[What you need to do]: Repeat the material exactly, every line of it.

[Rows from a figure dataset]
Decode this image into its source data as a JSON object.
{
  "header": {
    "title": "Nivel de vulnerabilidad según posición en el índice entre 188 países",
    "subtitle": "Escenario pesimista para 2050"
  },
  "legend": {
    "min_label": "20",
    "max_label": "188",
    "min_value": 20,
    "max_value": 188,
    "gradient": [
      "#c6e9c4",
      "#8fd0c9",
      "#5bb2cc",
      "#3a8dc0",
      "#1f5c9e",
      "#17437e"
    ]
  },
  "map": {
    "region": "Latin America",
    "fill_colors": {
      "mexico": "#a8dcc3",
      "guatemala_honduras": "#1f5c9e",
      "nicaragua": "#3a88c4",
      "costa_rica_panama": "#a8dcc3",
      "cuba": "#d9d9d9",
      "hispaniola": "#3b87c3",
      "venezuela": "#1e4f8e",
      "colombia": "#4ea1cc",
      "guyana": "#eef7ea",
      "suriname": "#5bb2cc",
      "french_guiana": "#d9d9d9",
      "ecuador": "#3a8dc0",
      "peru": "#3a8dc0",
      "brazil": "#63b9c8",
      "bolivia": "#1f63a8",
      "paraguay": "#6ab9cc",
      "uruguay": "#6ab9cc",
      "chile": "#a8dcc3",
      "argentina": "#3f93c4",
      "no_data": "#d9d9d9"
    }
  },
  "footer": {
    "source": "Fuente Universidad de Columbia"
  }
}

[Response to the exercise]:
Decode this image into its source data as a JSON object.
{
  "header": {
    "title": "Nivel de vulnerabilidad según posición en el índice entre 188 países",
    "subtitle": "Escenario pesimista para 2050"
  },
  "legend": {
    "min_label": "20",
    "max_label": "188",
    "min_value": 20,
    "max_value": 188,
    "gradient": [
      "#c6e9c4",
      "#8fd0c9",
      "#5bb2cc",
      "#3a8dc0",
      "#1f5c9e",
      "#17437e"
    ]
  },
  "map": {
    "region": "Latin America",
    "fill_colors": {
      "mexico": "#a8dcc3",
      "guatemala_honduras": "#1f5c9e",
      "nicaragua": "#3a88c4",
      "costa_rica_panama": "#a8dcc3",
      "cuba": "#d9d9d9",
      "hispaniola": "#3b87c3",
      "venezuela": "#1e4f8e",
      "colombia": "#4ea1cc",
      "guyana": "#eef7ea",
      "suriname": "#5bb2cc",
      "french_guiana": "#d9d9d9",
      "ecuador": "#3a8dc0",
      "peru": "#3a8dc0",
      "brazil": "#63b9c8",
      "bolivia": "#1f63a8",
      "paraguay": "#6ab9cc",
      "uruguay": "#6ab9cc",
      "chile": "#a8dcc3",
      "argentina": "#3f93c4",
      "no_data": "#d9d9d9"
    }
  },
  "footer": {
    "source": "Fuente Universidad de Columbia"
  }
}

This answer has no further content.